How many lines in the data below contain the string "madre"? Reply with the number alone.

[Dataset records]
···
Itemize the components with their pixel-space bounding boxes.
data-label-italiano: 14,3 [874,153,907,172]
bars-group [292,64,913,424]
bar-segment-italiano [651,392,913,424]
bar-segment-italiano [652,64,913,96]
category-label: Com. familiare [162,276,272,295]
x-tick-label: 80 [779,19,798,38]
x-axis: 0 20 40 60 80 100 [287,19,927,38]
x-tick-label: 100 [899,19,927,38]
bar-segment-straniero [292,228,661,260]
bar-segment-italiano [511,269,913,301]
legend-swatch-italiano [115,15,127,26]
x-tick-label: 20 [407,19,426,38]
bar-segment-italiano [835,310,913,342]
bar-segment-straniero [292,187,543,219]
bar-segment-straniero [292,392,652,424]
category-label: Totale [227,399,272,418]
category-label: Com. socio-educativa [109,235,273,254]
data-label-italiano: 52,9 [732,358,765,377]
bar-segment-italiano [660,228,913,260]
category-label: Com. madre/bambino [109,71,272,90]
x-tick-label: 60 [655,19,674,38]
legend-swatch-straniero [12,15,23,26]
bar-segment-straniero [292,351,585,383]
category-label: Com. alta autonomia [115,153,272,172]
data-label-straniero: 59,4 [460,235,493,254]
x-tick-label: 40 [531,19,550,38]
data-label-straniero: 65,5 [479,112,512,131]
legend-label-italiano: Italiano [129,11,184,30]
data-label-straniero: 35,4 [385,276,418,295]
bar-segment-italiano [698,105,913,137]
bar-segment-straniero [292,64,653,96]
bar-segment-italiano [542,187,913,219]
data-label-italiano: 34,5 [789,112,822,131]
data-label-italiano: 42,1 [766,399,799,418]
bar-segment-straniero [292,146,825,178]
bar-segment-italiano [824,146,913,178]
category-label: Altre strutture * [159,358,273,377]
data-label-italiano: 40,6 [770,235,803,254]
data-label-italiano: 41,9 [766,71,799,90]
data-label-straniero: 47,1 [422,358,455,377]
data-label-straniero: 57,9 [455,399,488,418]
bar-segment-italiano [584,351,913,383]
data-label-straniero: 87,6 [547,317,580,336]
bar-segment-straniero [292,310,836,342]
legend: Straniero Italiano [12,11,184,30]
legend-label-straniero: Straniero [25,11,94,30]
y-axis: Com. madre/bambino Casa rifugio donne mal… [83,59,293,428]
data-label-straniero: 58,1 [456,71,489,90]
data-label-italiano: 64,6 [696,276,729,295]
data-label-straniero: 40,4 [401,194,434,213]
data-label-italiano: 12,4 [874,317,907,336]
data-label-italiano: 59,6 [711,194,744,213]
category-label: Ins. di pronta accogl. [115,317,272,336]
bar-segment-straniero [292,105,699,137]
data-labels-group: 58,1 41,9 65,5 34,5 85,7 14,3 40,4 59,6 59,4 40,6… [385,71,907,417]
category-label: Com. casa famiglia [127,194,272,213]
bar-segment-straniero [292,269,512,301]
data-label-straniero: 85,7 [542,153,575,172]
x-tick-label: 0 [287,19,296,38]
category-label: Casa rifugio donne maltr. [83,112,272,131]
···
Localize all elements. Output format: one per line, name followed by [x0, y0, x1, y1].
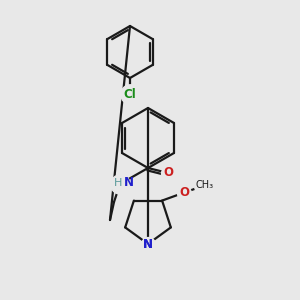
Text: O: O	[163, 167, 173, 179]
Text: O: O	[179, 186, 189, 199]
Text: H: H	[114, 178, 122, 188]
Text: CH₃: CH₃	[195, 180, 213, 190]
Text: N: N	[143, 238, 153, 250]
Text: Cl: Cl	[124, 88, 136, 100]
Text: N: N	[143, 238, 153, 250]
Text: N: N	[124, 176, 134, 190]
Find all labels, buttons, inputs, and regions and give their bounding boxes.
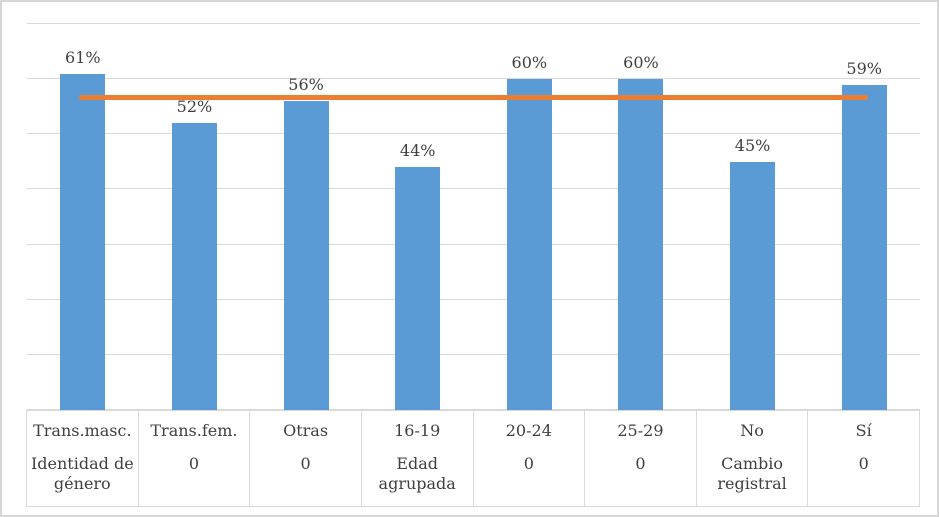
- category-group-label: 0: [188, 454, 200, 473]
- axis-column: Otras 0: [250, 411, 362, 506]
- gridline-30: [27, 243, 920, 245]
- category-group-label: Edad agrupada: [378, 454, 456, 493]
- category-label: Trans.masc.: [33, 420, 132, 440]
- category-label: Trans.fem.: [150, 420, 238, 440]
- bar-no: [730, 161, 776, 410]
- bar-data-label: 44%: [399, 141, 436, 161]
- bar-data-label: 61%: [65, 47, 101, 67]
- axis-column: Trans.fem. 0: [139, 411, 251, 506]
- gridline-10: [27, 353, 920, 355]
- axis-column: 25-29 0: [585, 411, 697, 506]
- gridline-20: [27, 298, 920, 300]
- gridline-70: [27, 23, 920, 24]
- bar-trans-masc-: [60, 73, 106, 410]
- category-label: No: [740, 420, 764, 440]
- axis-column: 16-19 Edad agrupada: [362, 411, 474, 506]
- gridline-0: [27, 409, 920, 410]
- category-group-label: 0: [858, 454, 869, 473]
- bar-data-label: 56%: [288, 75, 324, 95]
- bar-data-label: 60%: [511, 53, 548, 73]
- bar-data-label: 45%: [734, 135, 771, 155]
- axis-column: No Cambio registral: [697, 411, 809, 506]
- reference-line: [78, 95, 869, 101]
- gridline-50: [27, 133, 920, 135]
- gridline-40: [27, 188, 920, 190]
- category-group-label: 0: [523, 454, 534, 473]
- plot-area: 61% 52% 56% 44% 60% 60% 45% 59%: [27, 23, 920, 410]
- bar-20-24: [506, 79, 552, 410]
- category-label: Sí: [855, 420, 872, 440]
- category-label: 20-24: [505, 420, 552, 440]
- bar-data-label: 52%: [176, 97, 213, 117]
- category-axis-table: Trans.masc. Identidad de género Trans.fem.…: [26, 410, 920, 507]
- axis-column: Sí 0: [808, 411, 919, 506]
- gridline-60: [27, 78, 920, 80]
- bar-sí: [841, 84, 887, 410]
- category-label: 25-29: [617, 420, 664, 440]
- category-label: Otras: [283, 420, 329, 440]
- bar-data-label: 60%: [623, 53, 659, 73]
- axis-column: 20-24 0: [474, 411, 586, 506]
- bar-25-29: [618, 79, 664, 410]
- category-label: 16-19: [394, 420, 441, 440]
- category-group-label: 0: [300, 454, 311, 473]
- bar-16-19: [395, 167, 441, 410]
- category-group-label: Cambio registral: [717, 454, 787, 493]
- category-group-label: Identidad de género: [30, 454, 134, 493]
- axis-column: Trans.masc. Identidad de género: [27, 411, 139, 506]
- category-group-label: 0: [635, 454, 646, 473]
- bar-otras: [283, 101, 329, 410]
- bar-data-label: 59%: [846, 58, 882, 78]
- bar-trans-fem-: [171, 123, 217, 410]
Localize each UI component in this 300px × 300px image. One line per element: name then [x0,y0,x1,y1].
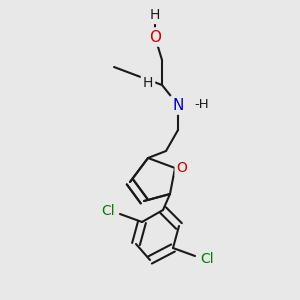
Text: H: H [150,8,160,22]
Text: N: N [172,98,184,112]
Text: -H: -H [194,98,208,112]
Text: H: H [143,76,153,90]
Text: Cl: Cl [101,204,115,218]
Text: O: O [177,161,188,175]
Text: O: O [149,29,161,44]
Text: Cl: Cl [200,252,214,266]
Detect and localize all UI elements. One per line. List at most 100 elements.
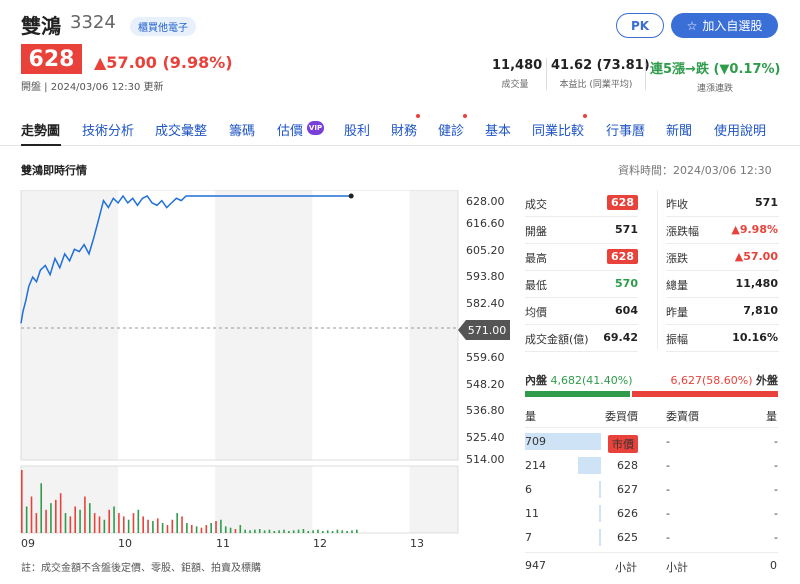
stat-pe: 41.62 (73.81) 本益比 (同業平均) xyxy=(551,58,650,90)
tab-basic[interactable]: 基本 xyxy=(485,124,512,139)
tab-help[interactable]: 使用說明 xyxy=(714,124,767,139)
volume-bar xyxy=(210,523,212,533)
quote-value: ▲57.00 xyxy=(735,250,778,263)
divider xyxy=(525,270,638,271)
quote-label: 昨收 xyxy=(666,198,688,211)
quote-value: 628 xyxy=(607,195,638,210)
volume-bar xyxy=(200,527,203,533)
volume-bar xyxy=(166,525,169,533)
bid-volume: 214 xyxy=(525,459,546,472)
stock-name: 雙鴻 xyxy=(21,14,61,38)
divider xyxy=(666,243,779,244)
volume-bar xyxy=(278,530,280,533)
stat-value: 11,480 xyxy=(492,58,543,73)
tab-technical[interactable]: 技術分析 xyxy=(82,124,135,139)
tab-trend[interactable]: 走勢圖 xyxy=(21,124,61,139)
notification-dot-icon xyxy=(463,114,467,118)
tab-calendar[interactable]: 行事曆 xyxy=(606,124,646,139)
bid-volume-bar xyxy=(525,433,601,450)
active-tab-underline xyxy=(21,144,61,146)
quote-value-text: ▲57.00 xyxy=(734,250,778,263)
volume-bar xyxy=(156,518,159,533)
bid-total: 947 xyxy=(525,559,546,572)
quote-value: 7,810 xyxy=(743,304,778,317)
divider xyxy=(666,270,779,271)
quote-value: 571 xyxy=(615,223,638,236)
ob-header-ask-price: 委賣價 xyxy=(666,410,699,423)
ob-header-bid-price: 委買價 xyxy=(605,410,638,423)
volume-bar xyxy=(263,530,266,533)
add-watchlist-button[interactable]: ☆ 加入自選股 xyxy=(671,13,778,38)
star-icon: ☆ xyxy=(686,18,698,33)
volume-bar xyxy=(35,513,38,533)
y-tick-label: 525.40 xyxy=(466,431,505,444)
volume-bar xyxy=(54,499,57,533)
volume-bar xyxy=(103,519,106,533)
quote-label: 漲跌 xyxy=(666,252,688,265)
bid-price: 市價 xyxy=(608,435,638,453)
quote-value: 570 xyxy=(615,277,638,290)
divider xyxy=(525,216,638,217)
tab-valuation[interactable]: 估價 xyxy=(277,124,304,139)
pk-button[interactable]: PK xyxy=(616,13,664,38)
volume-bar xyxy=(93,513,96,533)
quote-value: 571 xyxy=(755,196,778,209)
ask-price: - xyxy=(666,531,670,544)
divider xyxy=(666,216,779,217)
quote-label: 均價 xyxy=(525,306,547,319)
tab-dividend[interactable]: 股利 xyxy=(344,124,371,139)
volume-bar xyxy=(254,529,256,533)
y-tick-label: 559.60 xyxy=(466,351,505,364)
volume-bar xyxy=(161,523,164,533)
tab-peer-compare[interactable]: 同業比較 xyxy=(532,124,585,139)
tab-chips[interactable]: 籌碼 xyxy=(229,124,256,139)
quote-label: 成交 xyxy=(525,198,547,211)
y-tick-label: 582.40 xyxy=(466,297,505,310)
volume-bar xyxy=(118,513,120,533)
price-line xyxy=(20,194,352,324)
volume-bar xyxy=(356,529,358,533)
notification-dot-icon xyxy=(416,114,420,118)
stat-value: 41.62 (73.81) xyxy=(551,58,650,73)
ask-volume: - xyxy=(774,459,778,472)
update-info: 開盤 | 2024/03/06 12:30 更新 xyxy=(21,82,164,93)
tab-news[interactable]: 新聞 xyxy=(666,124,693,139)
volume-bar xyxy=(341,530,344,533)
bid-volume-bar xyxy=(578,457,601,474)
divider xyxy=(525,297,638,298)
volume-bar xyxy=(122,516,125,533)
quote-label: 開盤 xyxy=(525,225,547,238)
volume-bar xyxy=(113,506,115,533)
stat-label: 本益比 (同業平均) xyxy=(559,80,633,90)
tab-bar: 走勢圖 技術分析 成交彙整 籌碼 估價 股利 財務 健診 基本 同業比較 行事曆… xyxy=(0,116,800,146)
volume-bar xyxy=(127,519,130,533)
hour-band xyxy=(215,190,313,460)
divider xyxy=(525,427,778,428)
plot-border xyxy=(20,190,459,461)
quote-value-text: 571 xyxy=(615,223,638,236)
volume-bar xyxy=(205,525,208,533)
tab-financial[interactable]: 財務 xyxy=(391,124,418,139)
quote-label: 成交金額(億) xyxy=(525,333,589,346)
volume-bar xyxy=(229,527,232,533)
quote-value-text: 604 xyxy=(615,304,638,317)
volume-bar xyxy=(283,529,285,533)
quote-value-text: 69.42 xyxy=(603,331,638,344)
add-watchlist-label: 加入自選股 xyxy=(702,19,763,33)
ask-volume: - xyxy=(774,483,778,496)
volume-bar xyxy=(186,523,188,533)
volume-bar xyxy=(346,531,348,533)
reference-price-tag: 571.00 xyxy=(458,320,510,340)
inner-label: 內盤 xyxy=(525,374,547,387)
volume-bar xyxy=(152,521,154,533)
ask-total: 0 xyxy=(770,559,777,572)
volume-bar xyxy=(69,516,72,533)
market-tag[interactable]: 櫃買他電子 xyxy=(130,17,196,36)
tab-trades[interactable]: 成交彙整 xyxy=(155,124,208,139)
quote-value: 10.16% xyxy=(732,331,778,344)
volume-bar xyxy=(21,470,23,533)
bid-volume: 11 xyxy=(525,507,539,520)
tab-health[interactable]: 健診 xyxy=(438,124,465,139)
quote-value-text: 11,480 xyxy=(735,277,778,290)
···
- Completed exercise
2